====== INPUT RECORDS ======
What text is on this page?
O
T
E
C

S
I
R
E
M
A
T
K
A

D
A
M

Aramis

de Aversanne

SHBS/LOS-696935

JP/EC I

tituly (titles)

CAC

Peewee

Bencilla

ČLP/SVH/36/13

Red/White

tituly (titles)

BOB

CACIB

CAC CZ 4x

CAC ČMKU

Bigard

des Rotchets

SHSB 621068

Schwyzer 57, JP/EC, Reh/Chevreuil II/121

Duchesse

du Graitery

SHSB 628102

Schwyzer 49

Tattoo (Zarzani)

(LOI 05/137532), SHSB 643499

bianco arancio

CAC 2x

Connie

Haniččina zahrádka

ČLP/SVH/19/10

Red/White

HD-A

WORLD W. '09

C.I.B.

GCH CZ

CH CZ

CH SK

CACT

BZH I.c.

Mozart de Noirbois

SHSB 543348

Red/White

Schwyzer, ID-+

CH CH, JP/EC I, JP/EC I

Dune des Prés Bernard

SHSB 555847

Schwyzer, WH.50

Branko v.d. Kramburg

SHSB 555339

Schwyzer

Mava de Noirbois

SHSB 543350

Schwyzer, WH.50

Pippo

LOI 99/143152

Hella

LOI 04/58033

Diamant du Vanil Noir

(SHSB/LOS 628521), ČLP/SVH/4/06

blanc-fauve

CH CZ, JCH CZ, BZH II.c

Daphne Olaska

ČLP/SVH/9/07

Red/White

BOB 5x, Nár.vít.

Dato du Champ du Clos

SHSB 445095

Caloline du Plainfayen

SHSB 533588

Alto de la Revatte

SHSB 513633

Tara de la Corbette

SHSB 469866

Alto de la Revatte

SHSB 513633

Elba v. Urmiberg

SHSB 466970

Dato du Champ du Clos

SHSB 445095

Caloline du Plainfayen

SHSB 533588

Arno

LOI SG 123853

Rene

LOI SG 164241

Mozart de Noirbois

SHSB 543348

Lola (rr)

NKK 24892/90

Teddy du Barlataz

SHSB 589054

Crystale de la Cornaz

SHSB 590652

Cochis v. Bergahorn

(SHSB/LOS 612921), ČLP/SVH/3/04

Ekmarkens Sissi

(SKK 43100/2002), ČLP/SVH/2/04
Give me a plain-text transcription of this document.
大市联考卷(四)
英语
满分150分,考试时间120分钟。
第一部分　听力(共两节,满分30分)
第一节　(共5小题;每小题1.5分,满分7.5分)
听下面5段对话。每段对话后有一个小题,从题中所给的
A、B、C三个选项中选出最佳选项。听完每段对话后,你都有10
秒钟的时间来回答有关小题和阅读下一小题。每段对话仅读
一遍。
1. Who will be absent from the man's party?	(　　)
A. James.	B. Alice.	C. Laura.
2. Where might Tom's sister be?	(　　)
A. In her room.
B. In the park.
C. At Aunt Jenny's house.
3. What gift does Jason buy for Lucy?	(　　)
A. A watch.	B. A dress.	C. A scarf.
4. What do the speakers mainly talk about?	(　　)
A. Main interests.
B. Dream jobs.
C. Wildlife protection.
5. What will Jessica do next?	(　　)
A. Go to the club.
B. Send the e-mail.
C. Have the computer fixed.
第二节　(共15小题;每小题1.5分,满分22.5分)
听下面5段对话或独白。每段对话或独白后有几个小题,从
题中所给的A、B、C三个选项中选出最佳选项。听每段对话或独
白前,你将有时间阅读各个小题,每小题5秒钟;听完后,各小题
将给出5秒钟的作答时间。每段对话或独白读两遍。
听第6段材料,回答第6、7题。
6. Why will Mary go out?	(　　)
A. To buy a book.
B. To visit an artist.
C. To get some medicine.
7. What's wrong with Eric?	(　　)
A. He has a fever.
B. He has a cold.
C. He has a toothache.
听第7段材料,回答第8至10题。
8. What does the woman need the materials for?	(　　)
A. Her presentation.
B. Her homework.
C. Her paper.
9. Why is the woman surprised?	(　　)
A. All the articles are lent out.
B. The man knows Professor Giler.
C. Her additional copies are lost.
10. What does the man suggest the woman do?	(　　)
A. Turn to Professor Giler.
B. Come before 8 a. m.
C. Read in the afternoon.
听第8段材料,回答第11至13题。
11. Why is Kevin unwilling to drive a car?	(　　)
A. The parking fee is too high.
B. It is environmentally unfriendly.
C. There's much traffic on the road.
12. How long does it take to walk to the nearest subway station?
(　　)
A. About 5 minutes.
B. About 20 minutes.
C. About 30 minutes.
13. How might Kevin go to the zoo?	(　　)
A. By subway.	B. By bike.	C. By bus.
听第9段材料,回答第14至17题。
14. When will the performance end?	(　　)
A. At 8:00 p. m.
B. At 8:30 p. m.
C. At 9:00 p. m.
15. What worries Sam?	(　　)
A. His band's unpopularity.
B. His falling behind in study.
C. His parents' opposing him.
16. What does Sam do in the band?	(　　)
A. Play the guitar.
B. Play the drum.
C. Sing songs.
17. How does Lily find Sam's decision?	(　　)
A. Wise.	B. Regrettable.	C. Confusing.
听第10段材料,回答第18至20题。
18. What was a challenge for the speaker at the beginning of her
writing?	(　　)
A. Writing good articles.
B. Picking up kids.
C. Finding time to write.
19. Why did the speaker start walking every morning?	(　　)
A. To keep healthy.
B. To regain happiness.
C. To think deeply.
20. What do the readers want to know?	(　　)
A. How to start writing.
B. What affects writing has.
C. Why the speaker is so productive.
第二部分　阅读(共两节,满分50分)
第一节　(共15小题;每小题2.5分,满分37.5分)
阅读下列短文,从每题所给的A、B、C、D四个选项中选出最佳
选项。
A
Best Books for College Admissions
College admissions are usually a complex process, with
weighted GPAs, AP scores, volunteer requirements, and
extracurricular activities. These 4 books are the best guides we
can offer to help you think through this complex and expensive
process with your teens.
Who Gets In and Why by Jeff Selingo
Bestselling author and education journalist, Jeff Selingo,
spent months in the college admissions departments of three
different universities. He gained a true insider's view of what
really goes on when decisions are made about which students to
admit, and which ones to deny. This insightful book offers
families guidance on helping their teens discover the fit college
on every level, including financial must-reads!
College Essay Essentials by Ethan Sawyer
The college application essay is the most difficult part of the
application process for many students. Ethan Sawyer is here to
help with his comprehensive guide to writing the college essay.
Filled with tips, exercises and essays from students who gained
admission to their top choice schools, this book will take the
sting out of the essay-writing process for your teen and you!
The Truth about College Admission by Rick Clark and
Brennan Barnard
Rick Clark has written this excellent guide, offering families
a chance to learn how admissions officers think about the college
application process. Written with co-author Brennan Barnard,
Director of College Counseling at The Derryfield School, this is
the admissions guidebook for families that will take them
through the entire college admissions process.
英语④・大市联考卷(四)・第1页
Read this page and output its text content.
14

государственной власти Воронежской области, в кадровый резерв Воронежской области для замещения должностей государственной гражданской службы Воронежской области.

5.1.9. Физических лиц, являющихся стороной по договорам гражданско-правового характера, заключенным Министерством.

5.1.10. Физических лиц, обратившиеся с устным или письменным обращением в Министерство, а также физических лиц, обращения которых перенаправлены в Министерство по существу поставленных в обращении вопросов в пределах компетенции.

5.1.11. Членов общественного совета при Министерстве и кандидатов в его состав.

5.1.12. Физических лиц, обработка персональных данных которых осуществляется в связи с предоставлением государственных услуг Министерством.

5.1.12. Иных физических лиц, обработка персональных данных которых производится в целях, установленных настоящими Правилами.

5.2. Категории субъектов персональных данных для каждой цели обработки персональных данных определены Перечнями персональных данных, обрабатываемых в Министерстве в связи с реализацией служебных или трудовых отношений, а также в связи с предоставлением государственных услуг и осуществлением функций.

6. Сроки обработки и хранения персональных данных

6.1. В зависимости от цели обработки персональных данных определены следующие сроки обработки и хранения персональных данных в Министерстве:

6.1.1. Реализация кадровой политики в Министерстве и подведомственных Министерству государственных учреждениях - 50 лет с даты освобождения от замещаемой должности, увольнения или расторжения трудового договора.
======
WHAT YOU SHOULD DO: List every line above that holds the word "связи".

FULL RESPONSE:
5.1.12. Физических лиц, обработка персональных данных которых осуществляется в связи с предоставлением государственных услуг Министерством.
5.2. Категории субъектов персональных данных для каждой цели обработки персональных данных определены Перечнями персональных данных, обрабатываемых в Министерстве в связи с реализацией служебных или трудовых отношений, а также в связи с предоставлением государственных услуг и осуществлением функций.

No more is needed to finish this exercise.